What you should do –
Where a line holds the word "views", copy that line.

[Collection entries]
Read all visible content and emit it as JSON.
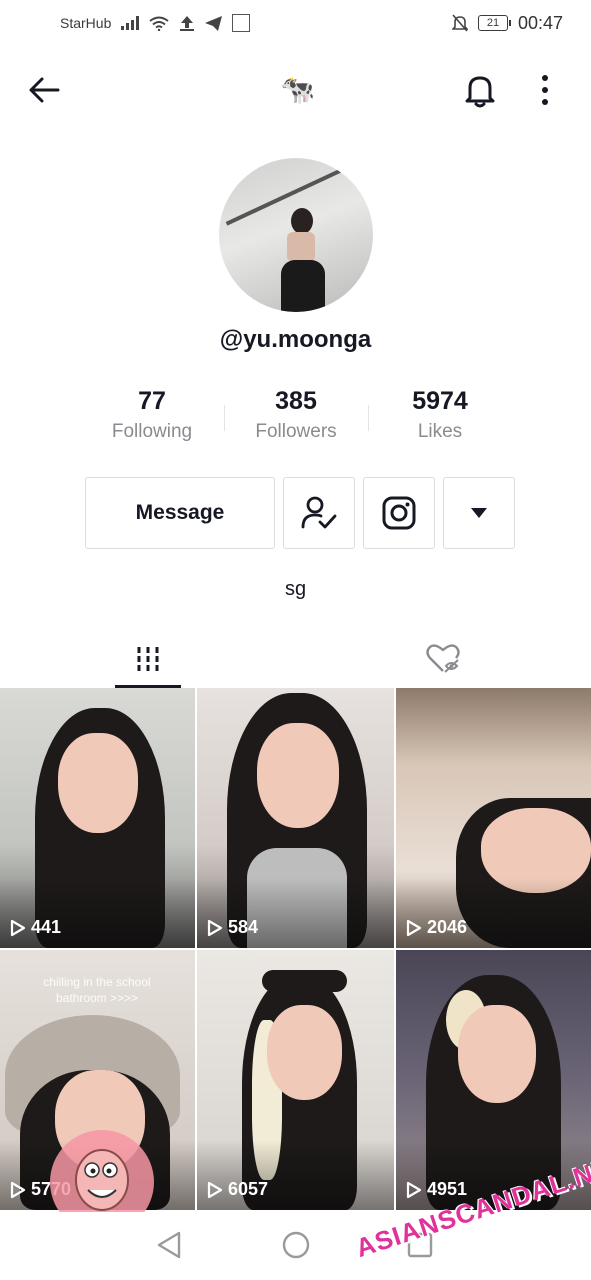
{
  "status_bar": {
    "carrier": "StarHub",
    "battery": "21",
    "time": "00:47"
  },
  "nav": {
    "title_emoji": "🐄",
    "back_icon": "arrow-left-icon",
    "bell_icon": "bell-icon",
    "more_icon": "more-vertical-icon"
  },
  "profile": {
    "username": "@yu.moonga",
    "bio": "sg"
  },
  "stats": [
    {
      "value": "77",
      "label": "Following"
    },
    {
      "value": "385",
      "label": "Followers"
    },
    {
      "value": "5974",
      "label": "Likes"
    }
  ],
  "actions": {
    "message_label": "Message",
    "follow_icon": "user-check-icon",
    "instagram_icon": "instagram-icon",
    "dropdown_icon": "triangle-down-icon"
  },
  "tabs": [
    {
      "icon": "grid-icon",
      "active": true
    },
    {
      "icon": "liked-private-icon",
      "active": false
    }
  ],
  "videos": [
    {
      "views": "441"
    },
    {
      "views": "584"
    },
    {
      "views": "2046"
    },
    {
      "views": "5770",
      "caption": "chilling in the school bathroom >>>>"
    },
    {
      "views": "6057"
    },
    {
      "views": "4951"
    }
  ],
  "watermark": "ASIANSCANDAL.NET",
  "colors": {
    "text_primary": "#161823",
    "text_secondary": "#8a8b91",
    "border": "#dcdcdd"
  }
}
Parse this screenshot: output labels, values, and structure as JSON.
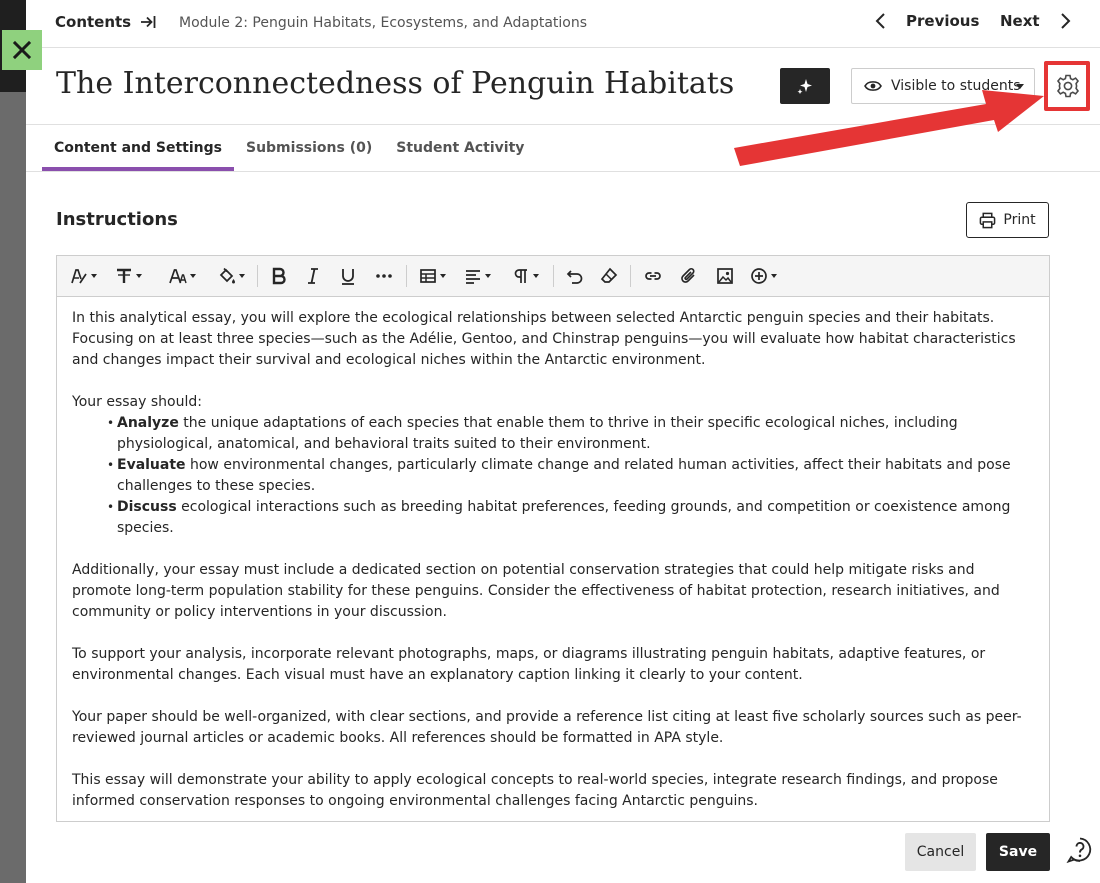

Written response –
      "views": "441"
      "views": "584"
      "views": "2046"
      "views": "5770",
      "views": "6057"
      "views": "4951"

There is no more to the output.